WHAT IS EXPECTED: Copy the records below exactly, leaving out every picture.

EXTRACTED RECORDS:
◆ ◆ ◆ ◆ ◆

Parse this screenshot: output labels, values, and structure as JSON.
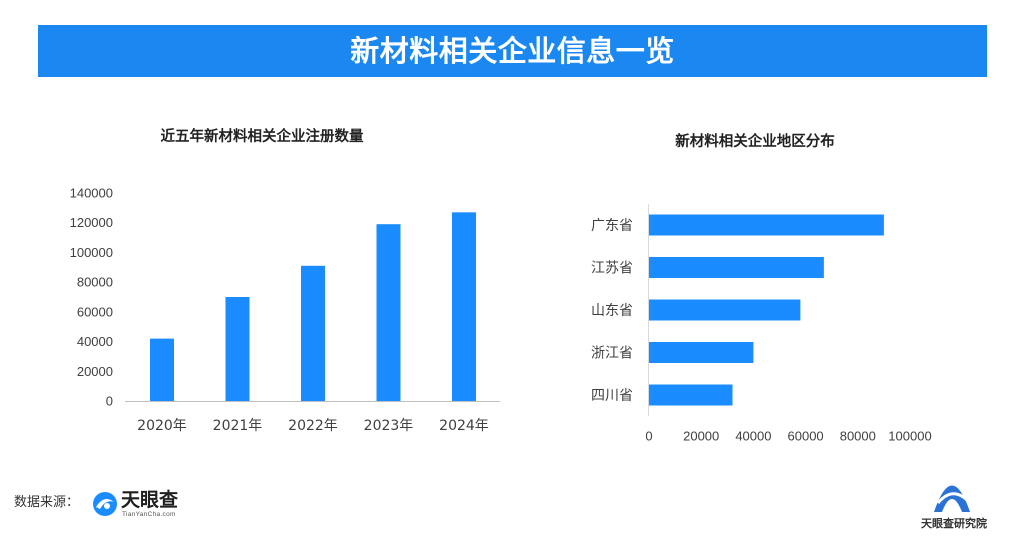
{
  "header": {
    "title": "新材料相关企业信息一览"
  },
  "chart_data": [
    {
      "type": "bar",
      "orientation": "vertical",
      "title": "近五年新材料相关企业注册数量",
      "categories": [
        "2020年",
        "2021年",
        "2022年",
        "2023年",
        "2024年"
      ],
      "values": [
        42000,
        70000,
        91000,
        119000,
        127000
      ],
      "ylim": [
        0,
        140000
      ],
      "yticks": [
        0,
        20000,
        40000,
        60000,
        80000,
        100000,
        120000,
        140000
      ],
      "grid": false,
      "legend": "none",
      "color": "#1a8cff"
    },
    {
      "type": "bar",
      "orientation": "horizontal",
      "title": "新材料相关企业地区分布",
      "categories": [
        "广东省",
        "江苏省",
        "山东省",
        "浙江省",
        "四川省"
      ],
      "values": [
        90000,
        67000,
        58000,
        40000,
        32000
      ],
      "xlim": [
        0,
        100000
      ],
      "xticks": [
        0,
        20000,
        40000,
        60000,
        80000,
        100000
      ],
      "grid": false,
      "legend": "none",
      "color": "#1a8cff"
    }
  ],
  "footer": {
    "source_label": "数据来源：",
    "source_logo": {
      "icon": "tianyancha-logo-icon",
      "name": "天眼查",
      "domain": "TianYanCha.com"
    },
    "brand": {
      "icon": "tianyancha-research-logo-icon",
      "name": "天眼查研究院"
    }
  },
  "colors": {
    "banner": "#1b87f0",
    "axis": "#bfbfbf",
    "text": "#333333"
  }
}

◆ ◆ ◆ ◆ ◆

SOLVED PROBLEM:
Parse this screenshot: output labels, values, and structure as JSON.
{
  "header": {
    "title": "新材料相关企业信息一览"
  },
  "chart_data": [
    {
      "type": "bar",
      "orientation": "vertical",
      "title": "近五年新材料相关企业注册数量",
      "categories": [
        "2020年",
        "2021年",
        "2022年",
        "2023年",
        "2024年"
      ],
      "values": [
        42000,
        70000,
        91000,
        119000,
        127000
      ],
      "ylim": [
        0,
        140000
      ],
      "yticks": [
        0,
        20000,
        40000,
        60000,
        80000,
        100000,
        120000,
        140000
      ],
      "grid": false,
      "legend": "none",
      "color": "#1a8cff"
    },
    {
      "type": "bar",
      "orientation": "horizontal",
      "title": "新材料相关企业地区分布",
      "categories": [
        "广东省",
        "江苏省",
        "山东省",
        "浙江省",
        "四川省"
      ],
      "values": [
        90000,
        67000,
        58000,
        40000,
        32000
      ],
      "xlim": [
        0,
        100000
      ],
      "xticks": [
        0,
        20000,
        40000,
        60000,
        80000,
        100000
      ],
      "grid": false,
      "legend": "none",
      "color": "#1a8cff"
    }
  ],
  "footer": {
    "source_label": "数据来源：",
    "source_logo": {
      "icon": "tianyancha-logo-icon",
      "name": "天眼查",
      "domain": "TianYanCha.com"
    },
    "brand": {
      "icon": "tianyancha-research-logo-icon",
      "name": "天眼查研究院"
    }
  },
  "colors": {
    "banner": "#1b87f0",
    "axis": "#bfbfbf",
    "text": "#333333"
  }
}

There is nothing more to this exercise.